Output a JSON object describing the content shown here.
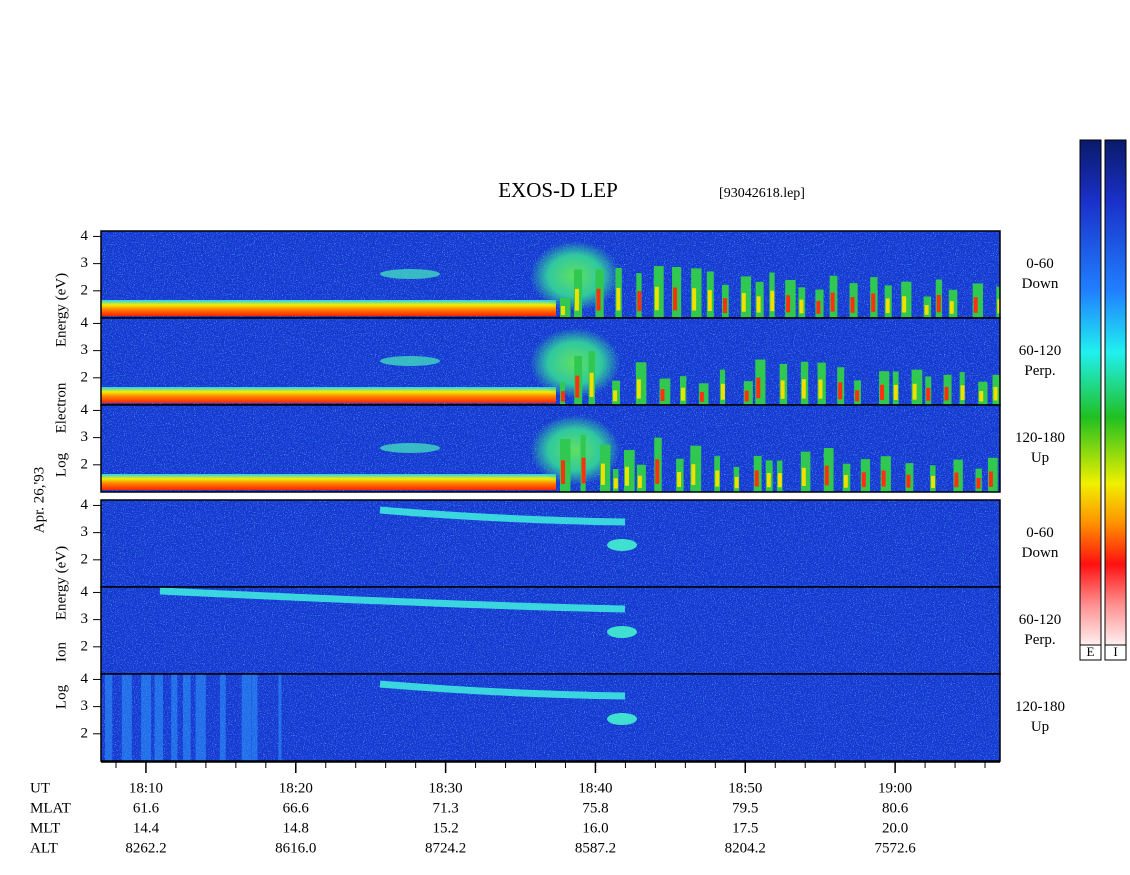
{
  "chart_data": {
    "type": "spectrogram",
    "title": "EXOS-D LEP",
    "subtitle": "[93042618.lep]",
    "date": "Apr. 26,'93",
    "groups": [
      {
        "ylabel": [
          "Log",
          "Electron",
          "Energy (eV)"
        ],
        "panels": [
          {
            "label": [
              "0-60",
              "Down"
            ]
          },
          {
            "label": [
              "60-120",
              "Perp."
            ]
          },
          {
            "label": [
              "120-180",
              "Up"
            ]
          }
        ]
      },
      {
        "ylabel": [
          "Log",
          "Ion",
          "Energy (eV)"
        ],
        "panels": [
          {
            "label": [
              "0-60",
              "Down"
            ]
          },
          {
            "label": [
              "60-120",
              "Perp."
            ]
          },
          {
            "label": [
              "120-180",
              "Up"
            ]
          }
        ]
      }
    ],
    "ylim": [
      1,
      4.2
    ],
    "yticks": [
      2,
      3,
      4
    ],
    "xlim": [
      1087,
      1147
    ],
    "xticks": [
      {
        "value": 1090,
        "label": "18:10"
      },
      {
        "value": 1100,
        "label": "18:20"
      },
      {
        "value": 1110,
        "label": "18:30"
      },
      {
        "value": 1120,
        "label": "18:40"
      },
      {
        "value": 1130,
        "label": "18:50"
      },
      {
        "value": 1140,
        "label": "19:00"
      }
    ],
    "x_table": {
      "header": "UT",
      "rows": [
        {
          "label": "MLAT",
          "values": [
            "61.6",
            "66.6",
            "71.3",
            "75.8",
            "79.5",
            "80.6"
          ]
        },
        {
          "label": "MLT",
          "values": [
            "14.4",
            "14.8",
            "15.2",
            "16.0",
            "17.5",
            "20.0"
          ]
        },
        {
          "label": "ALT",
          "values": [
            "8262.2",
            "8616.0",
            "8724.2",
            "8587.2",
            "8204.2",
            "7572.6"
          ]
        }
      ]
    },
    "colorbars": [
      "E",
      "I"
    ]
  }
}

_ _ _

_What you are asked to do_
Please write out all the data again word for word, but not the pictures.

_Solution for this task_
Output a JSON object describing the content shown here.
{
  "chart_data": {
    "type": "spectrogram",
    "title": "EXOS-D LEP",
    "subtitle": "[93042618.lep]",
    "date": "Apr. 26,'93",
    "groups": [
      {
        "ylabel": [
          "Log",
          "Electron",
          "Energy (eV)"
        ],
        "panels": [
          {
            "label": [
              "0-60",
              "Down"
            ]
          },
          {
            "label": [
              "60-120",
              "Perp."
            ]
          },
          {
            "label": [
              "120-180",
              "Up"
            ]
          }
        ]
      },
      {
        "ylabel": [
          "Log",
          "Ion",
          "Energy (eV)"
        ],
        "panels": [
          {
            "label": [
              "0-60",
              "Down"
            ]
          },
          {
            "label": [
              "60-120",
              "Perp."
            ]
          },
          {
            "label": [
              "120-180",
              "Up"
            ]
          }
        ]
      }
    ],
    "ylim": [
      1,
      4.2
    ],
    "yticks": [
      2,
      3,
      4
    ],
    "xlim": [
      1087,
      1147
    ],
    "xticks": [
      {
        "value": 1090,
        "label": "18:10"
      },
      {
        "value": 1100,
        "label": "18:20"
      },
      {
        "value": 1110,
        "label": "18:30"
      },
      {
        "value": 1120,
        "label": "18:40"
      },
      {
        "value": 1130,
        "label": "18:50"
      },
      {
        "value": 1140,
        "label": "19:00"
      }
    ],
    "x_table": {
      "header": "UT",
      "rows": [
        {
          "label": "MLAT",
          "values": [
            "61.6",
            "66.6",
            "71.3",
            "75.8",
            "79.5",
            "80.6"
          ]
        },
        {
          "label": "MLT",
          "values": [
            "14.4",
            "14.8",
            "15.2",
            "16.0",
            "17.5",
            "20.0"
          ]
        },
        {
          "label": "ALT",
          "values": [
            "8262.2",
            "8616.0",
            "8724.2",
            "8587.2",
            "8204.2",
            "7572.6"
          ]
        }
      ]
    },
    "colorbars": [
      "E",
      "I"
    ]
  }
}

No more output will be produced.